● WHAT YOU NEED TO DO
[1] In the thread about a .223 lower receiver, what barrel does the chosen upper have?
[2] From the .223 lower receiver thread, print the passage from "Any suggestions are" to "one for $120.".
[3] Carry on the forum thread about the .223 lower receiver from its last post.

● EXCERPT TO READ
^^^^

# .223 Lower Receiver



## bar-d (Feb 3, 2010)

I am thinking about doing a .223 build as a designated night hunting rifle. I have already selected the upper. A DPMS flat top with a 16" heavy chrome moly barrel. Any of you fellers know where might be a good source for a complete lower receiver assembly like a (preferably) DPMS, or Olympic, Stag, etc. etc. that might run a little less than an arm and a leg?







Any suggestions are appreciated.


----------



## El Gato Loco (Jan 15, 2010)

There are a lot of options out there for lowers, but from what I understand, very few companies actually machine their own lowers. That means most of them come from the same place.

I went on this search last year because I was going to build a couple more AR's. Unfortunately I also picked up a few whole guns, and now I don't plan to finish building these.

I found Spikes Tactical to make some great quality lowers... and they look sharp too. I would part with the black one for $100 or the color filled one for $120.

^^^^

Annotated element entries
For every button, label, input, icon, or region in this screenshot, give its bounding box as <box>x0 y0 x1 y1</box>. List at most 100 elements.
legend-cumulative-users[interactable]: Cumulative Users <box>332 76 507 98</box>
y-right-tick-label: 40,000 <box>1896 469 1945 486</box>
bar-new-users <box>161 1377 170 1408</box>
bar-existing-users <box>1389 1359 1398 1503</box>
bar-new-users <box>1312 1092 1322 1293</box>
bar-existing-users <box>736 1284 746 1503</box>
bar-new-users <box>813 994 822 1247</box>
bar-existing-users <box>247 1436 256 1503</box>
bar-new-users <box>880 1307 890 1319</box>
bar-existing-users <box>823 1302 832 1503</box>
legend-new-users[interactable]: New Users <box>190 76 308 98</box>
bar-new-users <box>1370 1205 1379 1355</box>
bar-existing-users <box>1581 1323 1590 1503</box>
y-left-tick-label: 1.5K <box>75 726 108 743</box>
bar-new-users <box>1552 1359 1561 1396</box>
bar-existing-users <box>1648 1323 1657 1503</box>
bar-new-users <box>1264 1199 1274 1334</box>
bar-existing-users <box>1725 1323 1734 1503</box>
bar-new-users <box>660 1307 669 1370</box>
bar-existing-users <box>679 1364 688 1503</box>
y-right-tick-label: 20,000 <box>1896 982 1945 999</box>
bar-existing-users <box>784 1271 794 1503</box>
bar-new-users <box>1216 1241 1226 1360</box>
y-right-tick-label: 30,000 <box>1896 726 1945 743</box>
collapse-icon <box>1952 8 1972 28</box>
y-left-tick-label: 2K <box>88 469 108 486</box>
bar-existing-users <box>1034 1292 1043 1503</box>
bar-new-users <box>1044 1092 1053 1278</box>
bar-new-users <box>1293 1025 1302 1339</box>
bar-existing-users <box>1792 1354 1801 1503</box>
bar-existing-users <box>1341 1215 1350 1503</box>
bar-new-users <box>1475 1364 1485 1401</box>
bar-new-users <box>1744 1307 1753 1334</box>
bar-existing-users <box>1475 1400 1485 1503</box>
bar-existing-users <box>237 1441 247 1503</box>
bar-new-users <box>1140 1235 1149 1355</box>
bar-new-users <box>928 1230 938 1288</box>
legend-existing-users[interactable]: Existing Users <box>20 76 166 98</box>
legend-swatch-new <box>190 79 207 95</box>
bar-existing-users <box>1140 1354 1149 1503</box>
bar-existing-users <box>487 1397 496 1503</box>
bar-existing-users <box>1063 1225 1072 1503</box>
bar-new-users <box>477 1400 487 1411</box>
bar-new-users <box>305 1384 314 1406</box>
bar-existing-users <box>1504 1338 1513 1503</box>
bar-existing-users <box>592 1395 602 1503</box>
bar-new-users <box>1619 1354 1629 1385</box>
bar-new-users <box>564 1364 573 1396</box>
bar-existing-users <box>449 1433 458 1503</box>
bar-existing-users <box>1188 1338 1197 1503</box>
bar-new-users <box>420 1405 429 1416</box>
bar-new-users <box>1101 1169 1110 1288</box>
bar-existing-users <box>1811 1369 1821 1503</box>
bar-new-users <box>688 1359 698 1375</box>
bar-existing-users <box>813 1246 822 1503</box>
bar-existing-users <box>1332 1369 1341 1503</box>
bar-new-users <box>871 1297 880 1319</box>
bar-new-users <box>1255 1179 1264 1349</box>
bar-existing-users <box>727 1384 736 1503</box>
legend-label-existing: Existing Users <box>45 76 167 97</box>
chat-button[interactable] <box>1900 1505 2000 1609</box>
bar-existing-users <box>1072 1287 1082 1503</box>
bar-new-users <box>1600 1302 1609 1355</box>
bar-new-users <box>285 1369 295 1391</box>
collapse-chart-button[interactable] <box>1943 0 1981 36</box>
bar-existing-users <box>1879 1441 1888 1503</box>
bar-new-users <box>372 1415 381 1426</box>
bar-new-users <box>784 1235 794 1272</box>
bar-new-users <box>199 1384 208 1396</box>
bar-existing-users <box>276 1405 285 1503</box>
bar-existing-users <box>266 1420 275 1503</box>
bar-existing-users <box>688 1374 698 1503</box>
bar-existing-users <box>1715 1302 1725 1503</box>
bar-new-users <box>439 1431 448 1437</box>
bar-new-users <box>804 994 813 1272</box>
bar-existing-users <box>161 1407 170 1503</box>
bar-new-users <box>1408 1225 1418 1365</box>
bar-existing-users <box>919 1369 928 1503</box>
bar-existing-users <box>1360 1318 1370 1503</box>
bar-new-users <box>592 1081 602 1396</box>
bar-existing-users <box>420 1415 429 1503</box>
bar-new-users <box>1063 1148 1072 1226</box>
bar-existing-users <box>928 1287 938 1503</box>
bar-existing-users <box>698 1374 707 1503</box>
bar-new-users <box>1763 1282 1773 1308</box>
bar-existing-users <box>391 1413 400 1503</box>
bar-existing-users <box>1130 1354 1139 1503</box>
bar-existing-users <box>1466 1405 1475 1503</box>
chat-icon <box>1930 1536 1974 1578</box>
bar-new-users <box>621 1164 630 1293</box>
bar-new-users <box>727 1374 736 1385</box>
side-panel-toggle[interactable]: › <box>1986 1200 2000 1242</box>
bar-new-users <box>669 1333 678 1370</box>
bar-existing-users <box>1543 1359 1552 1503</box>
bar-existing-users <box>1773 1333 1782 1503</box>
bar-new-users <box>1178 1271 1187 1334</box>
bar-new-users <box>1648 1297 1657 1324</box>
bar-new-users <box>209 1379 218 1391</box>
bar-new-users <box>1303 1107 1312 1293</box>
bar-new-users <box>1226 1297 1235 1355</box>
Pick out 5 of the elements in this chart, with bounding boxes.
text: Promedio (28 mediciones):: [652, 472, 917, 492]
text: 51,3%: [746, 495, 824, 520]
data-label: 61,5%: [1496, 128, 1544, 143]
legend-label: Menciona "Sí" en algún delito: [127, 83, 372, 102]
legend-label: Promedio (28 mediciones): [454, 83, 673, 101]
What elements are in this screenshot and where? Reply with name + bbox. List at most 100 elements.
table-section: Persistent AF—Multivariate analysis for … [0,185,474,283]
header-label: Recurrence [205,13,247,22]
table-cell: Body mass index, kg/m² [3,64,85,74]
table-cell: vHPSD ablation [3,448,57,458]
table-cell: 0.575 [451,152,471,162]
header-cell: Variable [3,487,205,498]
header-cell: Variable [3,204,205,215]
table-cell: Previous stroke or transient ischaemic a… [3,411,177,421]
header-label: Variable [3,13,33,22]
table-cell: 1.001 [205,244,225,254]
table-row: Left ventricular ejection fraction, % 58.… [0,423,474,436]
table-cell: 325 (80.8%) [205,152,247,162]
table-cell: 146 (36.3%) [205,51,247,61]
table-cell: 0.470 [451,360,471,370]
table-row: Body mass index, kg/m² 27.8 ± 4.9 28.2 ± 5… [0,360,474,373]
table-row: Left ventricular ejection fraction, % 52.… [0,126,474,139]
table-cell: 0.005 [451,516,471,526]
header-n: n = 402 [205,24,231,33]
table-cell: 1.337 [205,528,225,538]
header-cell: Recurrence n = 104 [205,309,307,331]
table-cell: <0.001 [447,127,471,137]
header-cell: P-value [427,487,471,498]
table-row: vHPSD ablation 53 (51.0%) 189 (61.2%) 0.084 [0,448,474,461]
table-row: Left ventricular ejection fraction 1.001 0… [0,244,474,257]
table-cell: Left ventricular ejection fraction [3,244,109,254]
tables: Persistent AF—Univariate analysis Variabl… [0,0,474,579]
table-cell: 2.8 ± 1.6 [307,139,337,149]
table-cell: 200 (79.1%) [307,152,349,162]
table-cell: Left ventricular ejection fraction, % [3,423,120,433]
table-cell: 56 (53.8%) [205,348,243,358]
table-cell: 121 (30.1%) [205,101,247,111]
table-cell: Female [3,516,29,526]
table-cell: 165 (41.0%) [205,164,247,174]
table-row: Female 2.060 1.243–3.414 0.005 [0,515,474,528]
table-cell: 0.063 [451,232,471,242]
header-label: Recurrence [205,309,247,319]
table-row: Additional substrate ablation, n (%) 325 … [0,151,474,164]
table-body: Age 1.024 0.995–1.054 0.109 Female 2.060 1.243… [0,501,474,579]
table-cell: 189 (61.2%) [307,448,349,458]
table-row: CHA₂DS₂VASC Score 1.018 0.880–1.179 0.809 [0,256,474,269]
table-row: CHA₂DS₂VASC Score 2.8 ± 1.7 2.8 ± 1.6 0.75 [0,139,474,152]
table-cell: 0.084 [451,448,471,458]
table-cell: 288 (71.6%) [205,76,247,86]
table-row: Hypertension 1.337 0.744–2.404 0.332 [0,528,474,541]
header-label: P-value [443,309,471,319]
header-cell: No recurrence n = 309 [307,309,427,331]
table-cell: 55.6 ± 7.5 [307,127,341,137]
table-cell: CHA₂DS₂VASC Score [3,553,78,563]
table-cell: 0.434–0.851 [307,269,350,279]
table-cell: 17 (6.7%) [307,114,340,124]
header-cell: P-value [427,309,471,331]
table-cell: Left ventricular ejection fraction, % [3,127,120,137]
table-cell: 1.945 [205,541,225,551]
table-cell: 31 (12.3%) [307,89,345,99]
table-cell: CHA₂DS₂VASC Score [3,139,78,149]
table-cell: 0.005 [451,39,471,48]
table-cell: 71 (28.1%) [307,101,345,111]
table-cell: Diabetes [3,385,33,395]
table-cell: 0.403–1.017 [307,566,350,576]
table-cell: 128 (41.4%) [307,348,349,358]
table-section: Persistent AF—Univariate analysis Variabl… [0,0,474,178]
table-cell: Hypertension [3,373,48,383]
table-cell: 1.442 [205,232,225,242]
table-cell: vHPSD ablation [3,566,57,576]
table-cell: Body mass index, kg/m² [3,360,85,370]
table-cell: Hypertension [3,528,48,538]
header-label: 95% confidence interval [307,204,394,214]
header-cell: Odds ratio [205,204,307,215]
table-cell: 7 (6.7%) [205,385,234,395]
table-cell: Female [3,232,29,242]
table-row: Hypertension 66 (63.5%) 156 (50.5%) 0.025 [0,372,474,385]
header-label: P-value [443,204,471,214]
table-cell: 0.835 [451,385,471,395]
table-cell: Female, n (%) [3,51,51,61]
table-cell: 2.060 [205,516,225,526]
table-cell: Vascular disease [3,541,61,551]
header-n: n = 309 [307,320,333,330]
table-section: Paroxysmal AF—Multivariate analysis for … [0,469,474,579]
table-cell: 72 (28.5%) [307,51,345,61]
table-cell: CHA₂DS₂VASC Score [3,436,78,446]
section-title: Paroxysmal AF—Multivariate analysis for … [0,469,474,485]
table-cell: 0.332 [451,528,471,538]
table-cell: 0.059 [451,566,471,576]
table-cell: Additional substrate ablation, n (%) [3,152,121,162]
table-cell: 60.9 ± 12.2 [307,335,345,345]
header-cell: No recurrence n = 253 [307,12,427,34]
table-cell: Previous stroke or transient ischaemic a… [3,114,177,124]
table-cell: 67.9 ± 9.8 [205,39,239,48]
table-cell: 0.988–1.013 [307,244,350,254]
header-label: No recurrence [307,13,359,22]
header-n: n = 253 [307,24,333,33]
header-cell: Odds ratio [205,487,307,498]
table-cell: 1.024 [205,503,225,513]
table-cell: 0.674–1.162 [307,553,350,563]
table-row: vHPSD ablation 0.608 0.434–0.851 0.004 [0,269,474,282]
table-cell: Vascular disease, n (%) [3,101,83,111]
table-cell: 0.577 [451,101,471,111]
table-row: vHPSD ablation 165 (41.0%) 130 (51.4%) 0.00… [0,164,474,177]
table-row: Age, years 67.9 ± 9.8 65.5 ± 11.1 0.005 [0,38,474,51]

^^^^

● RESPONSE LIST
[1] A 16" heavy chrome moly barrel.

[2]
Any suggestions are appreciated.


----------



## El Gato Loco (Jan 15, 2010)

There are a lot of options out there for lowers, but from what I understand, very few companies actually machine their own lowers. That means most of them come from the same place.

I went on this search last year because I was going to build a couple more AR's. Unfortunately I also picked up a few whole guns, and now I don't plan to finish building these.

I found Spikes Tactical to make some great quality lowers... and they look sharp too. I would part with the black one for $100 or the color filled one for $120.

[3]
If you went this route, you would likely want to get a different trigger. I think you would be happy with the rest of it though. My FFL is out until next week, but I could ship after that if you want one.

FYI - These were logged in as "Pistol Lowers" which makes them worth a bit more from what ive seen. They can legally be used on a rifle though. Once you go rifle though, you can't go back and use them on a pistol.


----------



## bar-d (Feb 3, 2010)

Chris,
I sent you a PM.
Holler back.


----------



## Kennyd (Jan 25, 2010)

I've got a DMPS upper myself, with a Bushmaster lower. However I also have a Rock River Arms full assembly and have to say that is much better than my Bushmaster.


----------



## bar-d (Feb 3, 2010)

Kennyd said:


> I've got a DMPS upper myself, with a Bushmaster lower. However I also have a Rock River Arms full assembly and have to say that is much better than my Bushmaster.


What DPMS upper do you have? I am going with an A3 flat top w/16" bull barrel.


----------



## Kennyd (Jan 25, 2010)

It's an upper I won in a contest. Custom DMPS 16" bull barrel 1-9 twist. Shoots 1/2min with ease.


----------



## wilded (Feb 10, 2010)

here is where I bought mine and had it shipped to my dealer. RGUNS - DPMS 5.56mm AR-15 Lower Receivers: Select Configuration


----------



## bar-d (Feb 3, 2010)

wilded said:


> here is where I bought mine and had it shipped to my dealer. RGUNS - DPMS 5.56mm AR-15 Lower Receivers: Select Configuration


That is where I ordered my upper wilded. Bookmarked the site for future projects.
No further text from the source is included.